Methods: This is a descriptive study in 51 peanut allergic children who underwent TIP at the Translational Pulmonary and Immunology Research Centre in Long Beach, California. Post intervention reductions in peanutwheal size and sIgE were assessed using Wilcoxen signed rank test and mixed effects modelling procedures.
Results: The population average approach estimated reduction in wheal size to 29% of baseline value (p<0.001), compared to 41% after adjustment for random intercepts and slopes, p<0.001. Reduction in sIgE to 30% of baseline value using the population average approach (p<0.001), compared to 46% in the random intercepts model (p<0.001),
and 44% in the random intercepts and slopes model (p=0.064).
Conclusions: Tolerance induction oral immunotherapy significantly reduced peanut-SPT wheal size and sIgE in peanut allergic children. The subject specific approach produced more conservative effect estimates than observed using the standard population average approach.
Peanut allergy has the highest mortality rate among food-induced allergic reactions in the United States [1]. Albeit rare, food anaphylaxis mortality is recognized with particular risk in treatment refractory states which may involve 3-5% of severe reactions [2]. Allergen avoidance is the first line of defense. Immunotherapy provides a pathway from avoidance to prevention by desensitization that has high potential impact given only ~20% of children at best may reduce their peanut allergy with age [2,3]. However, classical Oral Immunotherapy (OIT) studies demonstrate reaction rates and epinephrine use are both higher in patients undergoing OIT compared to patients either receiving placebo or practicing strict avoidance [4]. Additionally, OIT studies rarely demonstrate the aspects of long term efficacy with intermittent sustained unresponsiveness.
Children who demonstrate positive peanut allergy diagnostics in Skin Prick Test (SPT) wheal size (>3 mm) and sIgE (>0.35 kU/L) present the classical at risk phenotype of anaphylaxis [4]. With the addition of clinical history of anaphylaxis and elevated serum IgE component resolved diagnostics specific to peanut, the classical at risk group evolves into the highest risk group of anaphylaxis demonstrating both sensitization and clinical reactivity [5]. To date, peanut oral immunotherapy focuses on minimal desensitization evidenced by the patient’s ability to pass a 600 mg to 4,000 mg peanut protein challenge [6]. Such a threshold results in the clinical belief a patient may now be exposed to small amounts of peanut accidentally without clinical reactivity thus mitigating disease risk. However, the long term compliance to such daily regimens has been called into doubt thereby limiting the benefit of such an approach [7]. Our centre, utilizing complex molecular analytics, evaluates hundreds of markers specific to each patient to individually desensitize peanut anaphylactic patients to 30 g of peanut protein safely. Upon passing a 30 g protein challenge, equivalent to 75-80 peanuts, patients demonstrate 7 days of sustained unresponsiveness. Essentially, patients at this stage are able to eat 25-30 g of peanut protein once weekly thereby achieving a unique form of tolerance “induction” allowing patients to eat substantial amounts of peanuts without mounting an allergic molecular or clinical immune response. Our Tolerance Induction Program (TIP) has shown promise as a form of treatment in peanut anaphylactic children [8]. An integral next step in assessing TIP effectiveness requires an approach that aligns with precision medicine [9] and considers confluence of non-normal data [10,11].

▶ [Supplied information]:
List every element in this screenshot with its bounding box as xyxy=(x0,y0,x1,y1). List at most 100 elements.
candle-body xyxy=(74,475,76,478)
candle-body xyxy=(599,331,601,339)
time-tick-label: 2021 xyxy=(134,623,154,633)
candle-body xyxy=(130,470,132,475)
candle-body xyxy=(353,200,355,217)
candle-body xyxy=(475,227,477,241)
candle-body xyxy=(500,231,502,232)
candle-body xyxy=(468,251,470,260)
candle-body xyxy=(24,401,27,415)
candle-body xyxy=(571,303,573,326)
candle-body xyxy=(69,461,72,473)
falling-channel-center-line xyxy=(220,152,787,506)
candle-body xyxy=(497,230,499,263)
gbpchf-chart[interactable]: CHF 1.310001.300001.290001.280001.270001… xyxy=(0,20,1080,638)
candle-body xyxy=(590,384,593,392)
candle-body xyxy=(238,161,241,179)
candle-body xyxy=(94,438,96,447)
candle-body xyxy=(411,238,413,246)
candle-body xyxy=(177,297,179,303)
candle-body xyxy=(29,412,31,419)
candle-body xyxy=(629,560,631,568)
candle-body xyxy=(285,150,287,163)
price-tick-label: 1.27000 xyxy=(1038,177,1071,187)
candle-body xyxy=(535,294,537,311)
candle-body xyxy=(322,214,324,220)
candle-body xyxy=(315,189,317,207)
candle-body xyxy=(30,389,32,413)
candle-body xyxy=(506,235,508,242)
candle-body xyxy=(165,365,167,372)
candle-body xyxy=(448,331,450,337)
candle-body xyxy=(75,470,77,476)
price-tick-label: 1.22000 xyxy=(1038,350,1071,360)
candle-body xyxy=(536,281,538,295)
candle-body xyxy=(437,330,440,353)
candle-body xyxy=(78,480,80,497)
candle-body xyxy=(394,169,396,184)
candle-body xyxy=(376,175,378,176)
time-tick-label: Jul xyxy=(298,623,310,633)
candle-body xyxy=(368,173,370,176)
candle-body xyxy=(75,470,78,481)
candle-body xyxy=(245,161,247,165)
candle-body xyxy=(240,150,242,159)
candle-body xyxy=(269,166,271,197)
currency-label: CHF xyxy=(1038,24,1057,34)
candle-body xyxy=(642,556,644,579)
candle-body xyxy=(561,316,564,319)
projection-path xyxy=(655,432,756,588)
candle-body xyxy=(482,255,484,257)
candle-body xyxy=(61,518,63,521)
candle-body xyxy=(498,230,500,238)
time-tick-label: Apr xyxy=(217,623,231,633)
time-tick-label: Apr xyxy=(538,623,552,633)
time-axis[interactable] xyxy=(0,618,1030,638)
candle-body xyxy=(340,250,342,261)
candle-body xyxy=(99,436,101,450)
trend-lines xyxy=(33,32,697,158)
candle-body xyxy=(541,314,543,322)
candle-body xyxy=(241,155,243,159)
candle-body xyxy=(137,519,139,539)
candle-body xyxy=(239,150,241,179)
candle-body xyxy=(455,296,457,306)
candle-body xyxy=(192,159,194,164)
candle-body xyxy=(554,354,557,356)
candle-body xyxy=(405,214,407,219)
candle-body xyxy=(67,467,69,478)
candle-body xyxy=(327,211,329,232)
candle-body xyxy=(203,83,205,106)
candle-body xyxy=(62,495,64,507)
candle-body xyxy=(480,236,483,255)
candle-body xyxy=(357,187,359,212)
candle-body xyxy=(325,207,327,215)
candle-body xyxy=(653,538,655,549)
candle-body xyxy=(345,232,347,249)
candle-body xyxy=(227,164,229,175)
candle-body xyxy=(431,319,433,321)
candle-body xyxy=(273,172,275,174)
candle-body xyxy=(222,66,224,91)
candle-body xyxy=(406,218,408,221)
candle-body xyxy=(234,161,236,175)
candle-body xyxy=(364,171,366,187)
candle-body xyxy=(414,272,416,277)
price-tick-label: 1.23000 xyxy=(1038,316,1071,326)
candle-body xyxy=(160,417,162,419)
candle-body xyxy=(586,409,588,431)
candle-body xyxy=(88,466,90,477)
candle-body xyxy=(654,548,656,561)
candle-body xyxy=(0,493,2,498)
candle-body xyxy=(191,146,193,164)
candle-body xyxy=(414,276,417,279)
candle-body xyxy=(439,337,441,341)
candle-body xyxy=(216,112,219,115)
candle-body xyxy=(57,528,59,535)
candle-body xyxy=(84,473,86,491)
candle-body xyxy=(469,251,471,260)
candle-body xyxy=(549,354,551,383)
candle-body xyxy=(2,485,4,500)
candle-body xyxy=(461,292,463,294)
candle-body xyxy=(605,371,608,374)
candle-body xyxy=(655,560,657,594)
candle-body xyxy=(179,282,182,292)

▶ [Required actions]:
(A) According to the peanut allergy text, how many peanut protein grams does a patient pass in the challenge that equals 75-80 peanuts?
(B) Please write one more paragraph that continues the peanut allergy text from its final sentence.

▶ [Expected results]:
(A) 30 g of peanut protein.

(B)
No forms of oral immunotherapy to date set a primary goal of achieving very high-dose oral immunotherapy administered in weekly intervals. In patient groups treated for several years utilizing low dose classical oral immunotherapy, only 0.07% of patients would qualify for a 4 week sustained unresponsiveness challenge [12]. The risk of receiving high dose oral immunotherapy must be closely monitored while undergoing treatment and to protect against reactions post immunotherapy after achieving maintenance dosing schedule [13-16]. Similarly, the maintenance model of dosing must reflect typical patient compliance in any form of treatment. The TIP protocol focuses on achieving a one week interval, high dose protein intake schedule thus balancing compliance and efficacy. Our study focuses on the one year impact of this approach on a cohort of TIP patients.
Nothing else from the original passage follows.